Objective:
Look through the data below and report how many lines include "name". Only the number should be given.

======== Exercise input

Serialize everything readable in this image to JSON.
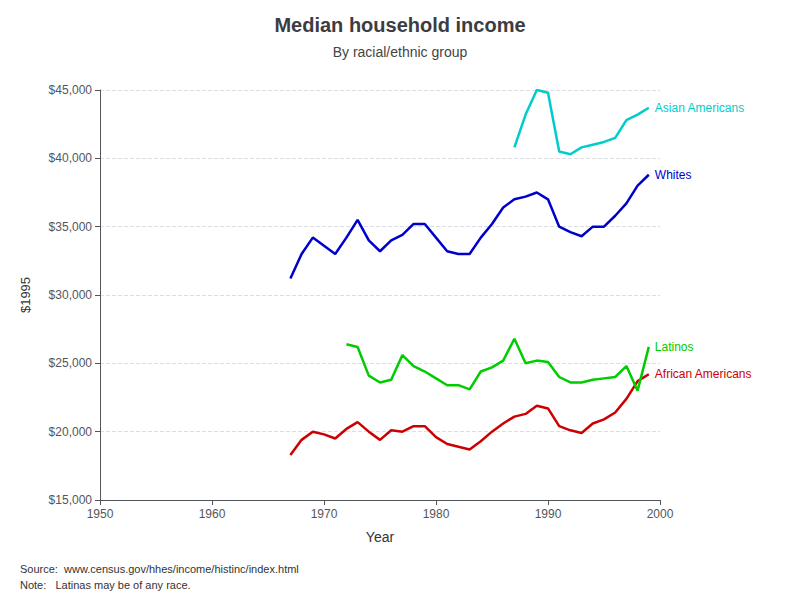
{
  "chart_data": {
    "type": "line",
    "title": "Median household income",
    "subtitle": "By racial/ethnic group",
    "xlabel": "Year",
    "ylabel": "$1995",
    "annotations": [
      "Source:  www.census.gov/hhes/income/histinc/index.html",
      "Note:   Latinas may be of any race."
    ],
    "xlim": [
      1950,
      2000
    ],
    "xticks": [
      1950,
      1960,
      1970,
      1980,
      1990,
      2000
    ],
    "ylim": [
      15000,
      45000
    ],
    "yticks": [
      {
        "value": 15000,
        "label": "$15,000"
      },
      {
        "value": 20000,
        "label": "$20,000"
      },
      {
        "value": 25000,
        "label": "$25,000"
      },
      {
        "value": 30000,
        "label": "$30,000"
      },
      {
        "value": 35000,
        "label": "$35,000"
      },
      {
        "value": 40000,
        "label": "$40,000"
      },
      {
        "value": 45000,
        "label": "$45,000"
      }
    ],
    "grid": true,
    "series": [
      {
        "name": "Whites",
        "color": "#0000CC",
        "x": [
          1967,
          1968,
          1969,
          1970,
          1971,
          1972,
          1973,
          1974,
          1975,
          1976,
          1977,
          1978,
          1979,
          1980,
          1981,
          1982,
          1983,
          1984,
          1985,
          1986,
          1987,
          1988,
          1989,
          1990,
          1991,
          1992,
          1993,
          1994,
          1995,
          1996,
          1997,
          1998,
          1999
        ],
        "values": [
          31200,
          33000,
          34200,
          33600,
          33000,
          34200,
          35500,
          34000,
          33200,
          34000,
          34400,
          35200,
          35200,
          34200,
          33200,
          33000,
          33000,
          34200,
          35200,
          36400,
          37000,
          37200,
          37500,
          37000,
          35000,
          34600,
          34300,
          35000,
          35000,
          35800,
          36700,
          38000,
          38800
        ]
      },
      {
        "name": "African Americans",
        "color": "#CC0000",
        "x": [
          1967,
          1968,
          1969,
          1970,
          1971,
          1972,
          1973,
          1974,
          1975,
          1976,
          1977,
          1978,
          1979,
          1980,
          1981,
          1982,
          1983,
          1984,
          1985,
          1986,
          1987,
          1988,
          1989,
          1990,
          1991,
          1992,
          1993,
          1994,
          1995,
          1996,
          1997,
          1998,
          1999
        ],
        "values": [
          18300,
          19400,
          20000,
          19800,
          19500,
          20200,
          20700,
          20000,
          19400,
          20100,
          20000,
          20400,
          20400,
          19600,
          19100,
          18900,
          18700,
          19300,
          20000,
          20600,
          21100,
          21300,
          21900,
          21700,
          20400,
          20100,
          19900,
          20600,
          20900,
          21400,
          22400,
          23700,
          24200
        ]
      },
      {
        "name": "Latinos",
        "color": "#00CC00",
        "x": [
          1972,
          1973,
          1974,
          1975,
          1976,
          1977,
          1978,
          1979,
          1980,
          1981,
          1982,
          1983,
          1984,
          1985,
          1986,
          1987,
          1988,
          1989,
          1990,
          1991,
          1992,
          1993,
          1994,
          1995,
          1996,
          1997,
          1998,
          1999
        ],
        "values": [
          26400,
          26200,
          24100,
          23600,
          23800,
          25600,
          24800,
          24400,
          23900,
          23400,
          23400,
          23100,
          24400,
          24700,
          25200,
          26800,
          25000,
          25200,
          25100,
          24000,
          23600,
          23600,
          23800,
          23900,
          24000,
          24800,
          23000,
          26200
        ]
      },
      {
        "name": "Asian Americans",
        "color": "#00CCCC",
        "x": [
          1987,
          1988,
          1989,
          1990,
          1991,
          1992,
          1993,
          1994,
          1995,
          1996,
          1997,
          1998,
          1999
        ],
        "values": [
          40800,
          43200,
          45000,
          44800,
          40500,
          40300,
          40800,
          41000,
          41200,
          41500,
          42800,
          43200,
          43700
        ]
      }
    ]
  }
}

================

Output for this exercise:
4